_Exercise description_
Change every instance of "paragraph-2-line" in the items below to "body-text-line", keeping all other text unchanged.

Saved data entries

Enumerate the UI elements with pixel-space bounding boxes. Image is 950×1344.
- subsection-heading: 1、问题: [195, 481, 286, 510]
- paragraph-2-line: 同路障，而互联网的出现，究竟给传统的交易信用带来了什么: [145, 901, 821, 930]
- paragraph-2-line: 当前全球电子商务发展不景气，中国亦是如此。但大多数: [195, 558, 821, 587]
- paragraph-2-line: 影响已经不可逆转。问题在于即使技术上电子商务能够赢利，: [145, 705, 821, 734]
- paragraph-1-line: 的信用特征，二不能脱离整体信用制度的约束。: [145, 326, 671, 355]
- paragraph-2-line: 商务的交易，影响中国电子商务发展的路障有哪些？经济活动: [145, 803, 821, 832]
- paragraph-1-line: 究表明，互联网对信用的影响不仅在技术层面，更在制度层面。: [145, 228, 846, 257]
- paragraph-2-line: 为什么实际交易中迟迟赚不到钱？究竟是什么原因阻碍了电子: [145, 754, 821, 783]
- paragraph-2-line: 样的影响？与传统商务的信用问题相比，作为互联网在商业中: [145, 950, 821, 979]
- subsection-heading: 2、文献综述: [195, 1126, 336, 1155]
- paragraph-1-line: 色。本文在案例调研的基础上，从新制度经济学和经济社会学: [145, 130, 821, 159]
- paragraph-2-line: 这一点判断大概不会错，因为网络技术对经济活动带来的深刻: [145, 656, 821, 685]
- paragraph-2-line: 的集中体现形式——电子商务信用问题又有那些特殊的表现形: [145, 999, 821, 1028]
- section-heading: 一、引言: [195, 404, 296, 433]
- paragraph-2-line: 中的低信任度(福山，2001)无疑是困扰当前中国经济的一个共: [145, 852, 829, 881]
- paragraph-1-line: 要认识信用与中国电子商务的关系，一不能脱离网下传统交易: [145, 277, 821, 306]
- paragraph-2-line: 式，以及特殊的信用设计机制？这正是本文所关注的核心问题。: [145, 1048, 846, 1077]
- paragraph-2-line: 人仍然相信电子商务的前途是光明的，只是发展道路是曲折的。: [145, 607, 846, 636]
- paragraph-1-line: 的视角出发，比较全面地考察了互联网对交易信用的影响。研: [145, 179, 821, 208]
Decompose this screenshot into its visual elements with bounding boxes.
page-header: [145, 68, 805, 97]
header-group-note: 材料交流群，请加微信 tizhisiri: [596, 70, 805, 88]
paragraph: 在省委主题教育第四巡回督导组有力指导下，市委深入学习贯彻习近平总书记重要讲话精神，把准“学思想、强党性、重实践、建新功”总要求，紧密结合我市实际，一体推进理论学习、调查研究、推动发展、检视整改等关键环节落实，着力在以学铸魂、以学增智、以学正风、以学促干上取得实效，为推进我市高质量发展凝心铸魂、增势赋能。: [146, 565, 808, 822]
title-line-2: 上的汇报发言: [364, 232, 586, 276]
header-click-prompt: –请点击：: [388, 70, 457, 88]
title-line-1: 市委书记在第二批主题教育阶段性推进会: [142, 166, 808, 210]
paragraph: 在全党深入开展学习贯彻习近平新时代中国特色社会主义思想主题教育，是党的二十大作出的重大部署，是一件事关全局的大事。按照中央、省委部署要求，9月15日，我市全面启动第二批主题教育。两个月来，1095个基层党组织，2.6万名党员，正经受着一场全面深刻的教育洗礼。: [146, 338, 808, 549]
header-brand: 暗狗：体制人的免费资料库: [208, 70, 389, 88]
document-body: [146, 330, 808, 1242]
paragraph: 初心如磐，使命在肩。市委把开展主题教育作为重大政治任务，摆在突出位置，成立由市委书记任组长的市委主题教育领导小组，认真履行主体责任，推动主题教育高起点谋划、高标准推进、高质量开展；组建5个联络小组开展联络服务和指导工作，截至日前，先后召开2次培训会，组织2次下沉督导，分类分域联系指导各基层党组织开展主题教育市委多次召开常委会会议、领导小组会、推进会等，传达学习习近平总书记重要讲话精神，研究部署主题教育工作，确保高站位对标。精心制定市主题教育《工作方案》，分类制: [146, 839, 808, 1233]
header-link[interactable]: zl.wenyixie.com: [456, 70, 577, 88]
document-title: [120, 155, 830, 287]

_Correct output_
Enumerate the UI elements with pixel-space bounding boxes. Image is 950×1344.
- subsection-heading: 1、问题: [195, 481, 286, 510]
- body-text-line: 同路障，而互联网的出现，究竟给传统的交易信用带来了什么: [145, 901, 821, 930]
- body-text-line: 当前全球电子商务发展不景气，中国亦是如此。但大多数: [195, 558, 821, 587]
- body-text-line: 影响已经不可逆转。问题在于即使技术上电子商务能够赢利，: [145, 705, 821, 734]
- paragraph-1-line: 的信用特征，二不能脱离整体信用制度的约束。: [145, 326, 671, 355]
- body-text-line: 商务的交易，影响中国电子商务发展的路障有哪些？经济活动: [145, 803, 821, 832]
- paragraph-1-line: 究表明，互联网对信用的影响不仅在技术层面，更在制度层面。: [145, 228, 846, 257]
- body-text-line: 为什么实际交易中迟迟赚不到钱？究竟是什么原因阻碍了电子: [145, 754, 821, 783]
- body-text-line: 样的影响？与传统商务的信用问题相比，作为互联网在商业中: [145, 950, 821, 979]
- subsection-heading: 2、文献综述: [195, 1126, 336, 1155]
- paragraph-1-line: 色。本文在案例调研的基础上，从新制度经济学和经济社会学: [145, 130, 821, 159]
- body-text-line: 这一点判断大概不会错，因为网络技术对经济活动带来的深刻: [145, 656, 821, 685]
- body-text-line: 的集中体现形式——电子商务信用问题又有那些特殊的表现形: [145, 999, 821, 1028]
- section-heading: 一、引言: [195, 404, 296, 433]
- body-text-line: 中的低信任度(福山，2001)无疑是困扰当前中国经济的一个共: [145, 852, 829, 881]
- paragraph-1-line: 要认识信用与中国电子商务的关系，一不能脱离网下传统交易: [145, 277, 821, 306]
- body-text-line: 式，以及特殊的信用设计机制？这正是本文所关注的核心问题。: [145, 1048, 846, 1077]
- body-text-line: 人仍然相信电子商务的前途是光明的，只是发展道路是曲折的。: [145, 607, 846, 636]
- paragraph-1-line: 的视角出发，比较全面地考察了互联网对交易信用的影响。研: [145, 179, 821, 208]
Decompose this screenshot into its visual elements with bounding boxes.
page-header: [145, 68, 805, 97]
header-group-note: 材料交流群，请加微信 tizhisiri: [596, 70, 805, 88]
paragraph: 在省委主题教育第四巡回督导组有力指导下，市委深入学习贯彻习近平总书记重要讲话精神，把准“学思想、强党性、重实践、建新功”总要求，紧密结合我市实际，一体推进理论学习、调查研究、推动发展、检视整改等关键环节落实，着力在以学铸魂、以学增智、以学正风、以学促干上取得实效，为推进我市高质量发展凝心铸魂、增势赋能。: [146, 565, 808, 822]
title-line-2: 上的汇报发言: [364, 232, 586, 276]
header-click-prompt: –请点击：: [388, 70, 457, 88]
title-line-1: 市委书记在第二批主题教育阶段性推进会: [142, 166, 808, 210]
paragraph: 在全党深入开展学习贯彻习近平新时代中国特色社会主义思想主题教育，是党的二十大作出的重大部署，是一件事关全局的大事。按照中央、省委部署要求，9月15日，我市全面启动第二批主题教育。两个月来，1095个基层党组织，2.6万名党员，正经受着一场全面深刻的教育洗礼。: [146, 338, 808, 549]
header-brand: 暗狗：体制人的免费资料库: [208, 70, 389, 88]
document-body: [146, 330, 808, 1242]
paragraph: 初心如磐，使命在肩。市委把开展主题教育作为重大政治任务，摆在突出位置，成立由市委书记任组长的市委主题教育领导小组，认真履行主体责任，推动主题教育高起点谋划、高标准推进、高质量开展；组建5个联络小组开展联络服务和指导工作，截至日前，先后召开2次培训会，组织2次下沉督导，分类分域联系指导各基层党组织开展主题教育市委多次召开常委会会议、领导小组会、推进会等，传达学习习近平总书记重要讲话精神，研究部署主题教育工作，确保高站位对标。精心制定市主题教育《工作方案》，分类制: [146, 839, 808, 1233]
header-link[interactable]: zl.wenyixie.com: [456, 70, 577, 88]
document-title: [120, 155, 830, 287]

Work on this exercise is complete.